→ DATA SUPPLIED:
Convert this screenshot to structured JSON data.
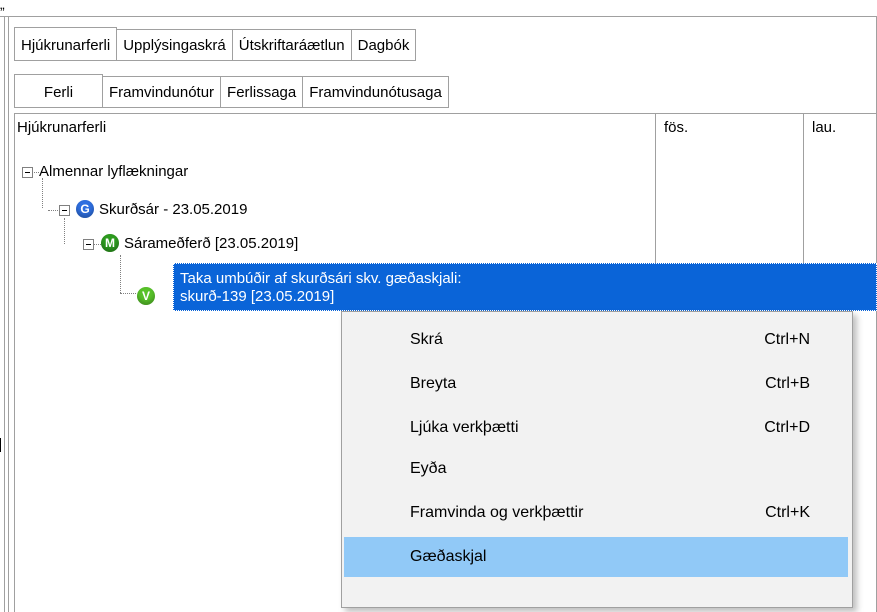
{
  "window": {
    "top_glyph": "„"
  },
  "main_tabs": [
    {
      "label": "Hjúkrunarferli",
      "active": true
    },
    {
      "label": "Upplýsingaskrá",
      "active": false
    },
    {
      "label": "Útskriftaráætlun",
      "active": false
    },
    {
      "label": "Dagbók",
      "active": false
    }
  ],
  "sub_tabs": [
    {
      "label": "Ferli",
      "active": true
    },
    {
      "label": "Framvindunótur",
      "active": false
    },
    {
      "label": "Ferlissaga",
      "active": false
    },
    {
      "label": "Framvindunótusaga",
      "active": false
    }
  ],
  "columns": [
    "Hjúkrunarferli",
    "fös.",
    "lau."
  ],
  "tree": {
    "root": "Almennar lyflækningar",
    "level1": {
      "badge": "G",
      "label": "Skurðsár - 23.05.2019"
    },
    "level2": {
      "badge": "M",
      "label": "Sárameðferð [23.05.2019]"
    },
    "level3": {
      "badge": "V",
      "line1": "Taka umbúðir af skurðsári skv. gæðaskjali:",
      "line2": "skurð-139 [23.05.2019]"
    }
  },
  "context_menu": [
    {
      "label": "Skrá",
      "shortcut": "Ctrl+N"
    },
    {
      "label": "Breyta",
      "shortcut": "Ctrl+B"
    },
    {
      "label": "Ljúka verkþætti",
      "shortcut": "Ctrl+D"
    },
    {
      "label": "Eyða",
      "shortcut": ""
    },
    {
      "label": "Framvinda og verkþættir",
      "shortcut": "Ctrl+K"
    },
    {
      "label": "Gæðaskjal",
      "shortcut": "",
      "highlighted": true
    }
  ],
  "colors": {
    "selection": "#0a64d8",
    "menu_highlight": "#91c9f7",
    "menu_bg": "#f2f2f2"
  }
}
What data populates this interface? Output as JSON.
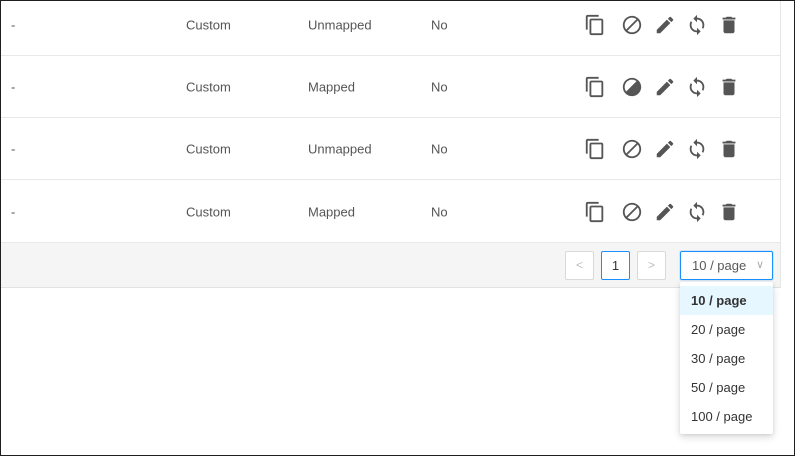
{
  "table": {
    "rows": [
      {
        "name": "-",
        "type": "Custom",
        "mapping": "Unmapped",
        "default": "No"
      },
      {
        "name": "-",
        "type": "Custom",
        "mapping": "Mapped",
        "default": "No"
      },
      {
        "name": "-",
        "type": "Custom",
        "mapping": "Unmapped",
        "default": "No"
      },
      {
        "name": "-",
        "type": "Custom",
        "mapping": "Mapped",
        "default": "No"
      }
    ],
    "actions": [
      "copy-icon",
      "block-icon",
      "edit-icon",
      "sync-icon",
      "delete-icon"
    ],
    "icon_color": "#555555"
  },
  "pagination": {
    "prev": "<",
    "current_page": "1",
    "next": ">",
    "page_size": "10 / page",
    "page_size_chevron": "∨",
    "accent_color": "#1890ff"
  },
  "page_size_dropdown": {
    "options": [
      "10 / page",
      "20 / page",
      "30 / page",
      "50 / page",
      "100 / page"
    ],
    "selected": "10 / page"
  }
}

→ GIVEN TASK: Exclude the pictures and repeat every other part of the records word for word.

→ RESPONSE:
Convert this screenshot to structured JSON data.
{
  "window": {
    "top_glyph": "„"
  },
  "main_tabs": [
    {
      "label": "Hjúkrunarferli",
      "active": true
    },
    {
      "label": "Upplýsingaskrá",
      "active": false
    },
    {
      "label": "Útskriftaráætlun",
      "active": false
    },
    {
      "label": "Dagbók",
      "active": false
    }
  ],
  "sub_tabs": [
    {
      "label": "Ferli",
      "active": true
    },
    {
      "label": "Framvindunótur",
      "active": false
    },
    {
      "label": "Ferlissaga",
      "active": false
    },
    {
      "label": "Framvindunótusaga",
      "active": false
    }
  ],
  "columns": [
    "Hjúkrunarferli",
    "fös.",
    "lau."
  ],
  "tree": {
    "root": "Almennar lyflækningar",
    "level1": {
      "badge": "G",
      "label": "Skurðsár - 23.05.2019"
    },
    "level2": {
      "badge": "M",
      "label": "Sárameðferð [23.05.2019]"
    },
    "level3": {
      "badge": "V",
      "line1": "Taka umbúðir af skurðsári skv. gæðaskjali:",
      "line2": "skurð-139 [23.05.2019]"
    }
  },
  "context_menu": [
    {
      "label": "Skrá",
      "shortcut": "Ctrl+N"
    },
    {
      "label": "Breyta",
      "shortcut": "Ctrl+B"
    },
    {
      "label": "Ljúka verkþætti",
      "shortcut": "Ctrl+D"
    },
    {
      "label": "Eyða",
      "shortcut": ""
    },
    {
      "label": "Framvinda og verkþættir",
      "shortcut": "Ctrl+K"
    },
    {
      "label": "Gæðaskjal",
      "shortcut": "",
      "highlighted": true
    }
  ],
  "colors": {
    "selection": "#0a64d8",
    "menu_highlight": "#91c9f7",
    "menu_bg": "#f2f2f2"
  }
}
What data populates this interface? Output as JSON.
{
  "table": {
    "rows": [
      {
        "name": "-",
        "type": "Custom",
        "mapping": "Unmapped",
        "default": "No"
      },
      {
        "name": "-",
        "type": "Custom",
        "mapping": "Mapped",
        "default": "No"
      },
      {
        "name": "-",
        "type": "Custom",
        "mapping": "Unmapped",
        "default": "No"
      },
      {
        "name": "-",
        "type": "Custom",
        "mapping": "Mapped",
        "default": "No"
      }
    ],
    "actions": [
      "copy-icon",
      "block-icon",
      "edit-icon",
      "sync-icon",
      "delete-icon"
    ],
    "icon_color": "#555555"
  },
  "pagination": {
    "prev": "<",
    "current_page": "1",
    "next": ">",
    "page_size": "10 / page",
    "page_size_chevron": "∨",
    "accent_color": "#1890ff"
  },
  "page_size_dropdown": {
    "options": [
      "10 / page",
      "20 / page",
      "30 / page",
      "50 / page",
      "100 / page"
    ],
    "selected": "10 / page"
  }
}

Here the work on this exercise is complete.